Below are entries. Pull out all lines containing "screwdriver".

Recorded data
* Start *

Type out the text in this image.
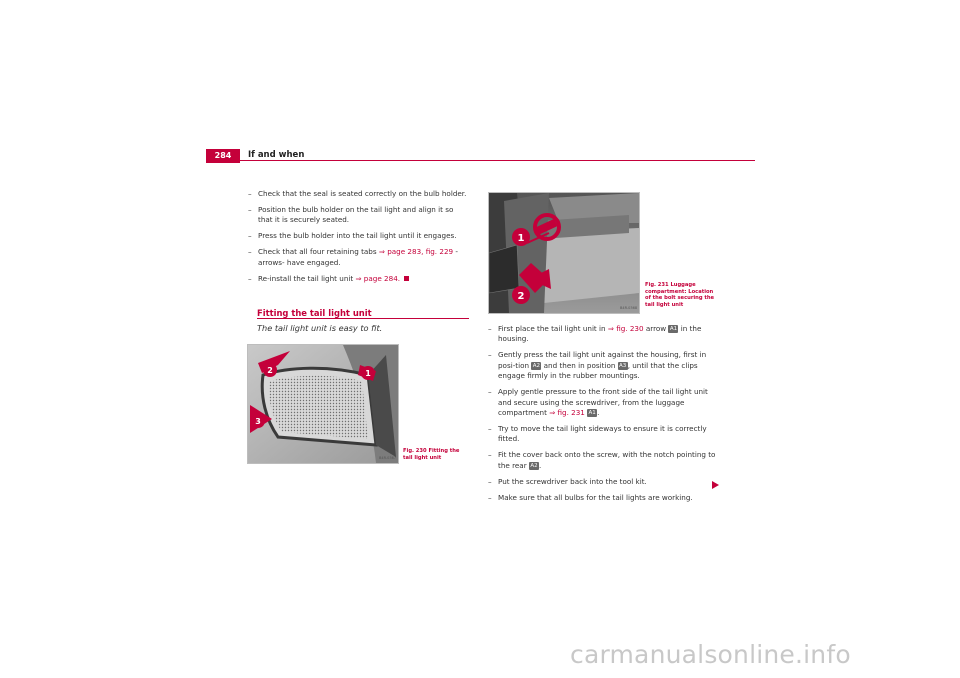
284	If and when
– Check that the seal is seated correctly on the bulb holder.
– Position the bulb holder on the tail light and align it so that it is securely seated.
– Press the bulb holder into the tail light until it engages.
– Check that all four retaining tabs ⇒ page 283, fig. 229 -arrows- have engaged.
– Re-install the tail light unit ⇒ page 284.
Fitting the tail light unit
The tail light unit is easy to fit.
2	1
3
B4R-0367
Fig. 230 Fitting the tail light unit
1
2
B4R-0368
Fig. 231 Luggage compartment: Location of the bolt securing the tail light unit
– First place the tail light unit in ⇒ fig. 230 arrow A1 in the housing.
– Gently press the tail light unit against the housing, first in posi-tion A2 and then in position A3, until that the clips engage firmly in the rubber mountings.
– Apply gentle pressure to the front side of the tail light unit and secure using the screwdriver, from the luggage compartment ⇒ fig. 231 A1.
– Try to move the tail light sideways to ensure it is correctly fitted.
– Fit the cover back onto the screw, with the notch pointing to the rear A2.
– Put the screwdriver back into the tool kit.
– Make sure that all bulbs for the tail lights are working.
carmanualsonline.info
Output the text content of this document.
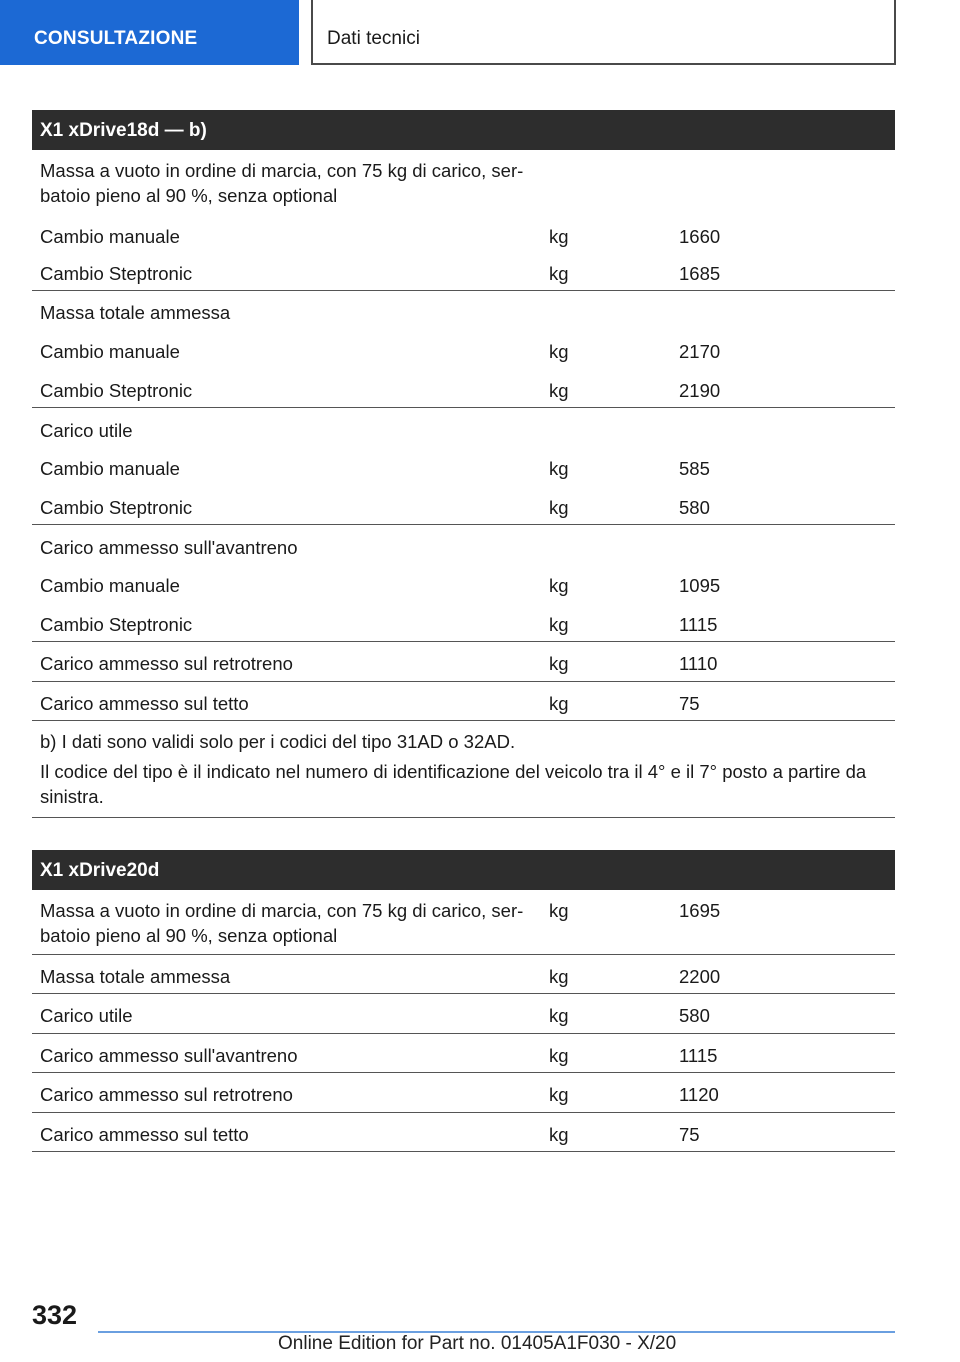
CONSULTAZIONE	Dati tecnici
X1 xDrive18d — b)
Massa a vuoto in ordine di marcia, con 75 kg di carico, ser-
batoio pieno al 90 %, senza optional
Cambio manuale	kg	1660
Cambio Steptronic	kg	1685
Massa totale ammessa
Cambio manuale	kg	2170
Cambio Steptronic	kg	2190
Carico utile
Cambio manuale	kg	585
Cambio Steptronic	kg	580
Carico ammesso sull'avantreno
Cambio manuale	kg	1095
Cambio Steptronic	kg	1115
Carico ammesso sul retrotreno	kg	1110
Carico ammesso sul tetto	kg	75
b) I dati sono validi solo per i codici del tipo 31AD o 32AD.
Il codice del tipo è il indicato nel numero di identificazione del veicolo tra il 4° e il 7° posto a partire da
sinistra.
X1 xDrive20d
Massa a vuoto in ordine di marcia, con 75 kg di carico, ser-
batoio pieno al 90 %, senza optional
kg	1695
Massa totale ammessa	kg	2200
Carico utile	kg	580
Carico ammesso sull'avantreno	kg	1115
Carico ammesso sul retrotreno	kg	1120
Carico ammesso sul tetto	kg	75
332
Online Edition for Part no. 01405A1F030 - X/20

* End *

→ Completed exercise:
– Apply gentle pressure to the front side of the tail light unit and secure using the screwdriver, from the luggage compartment ⇒ fig. 231 A1.
– Put the screwdriver back into the tool kit.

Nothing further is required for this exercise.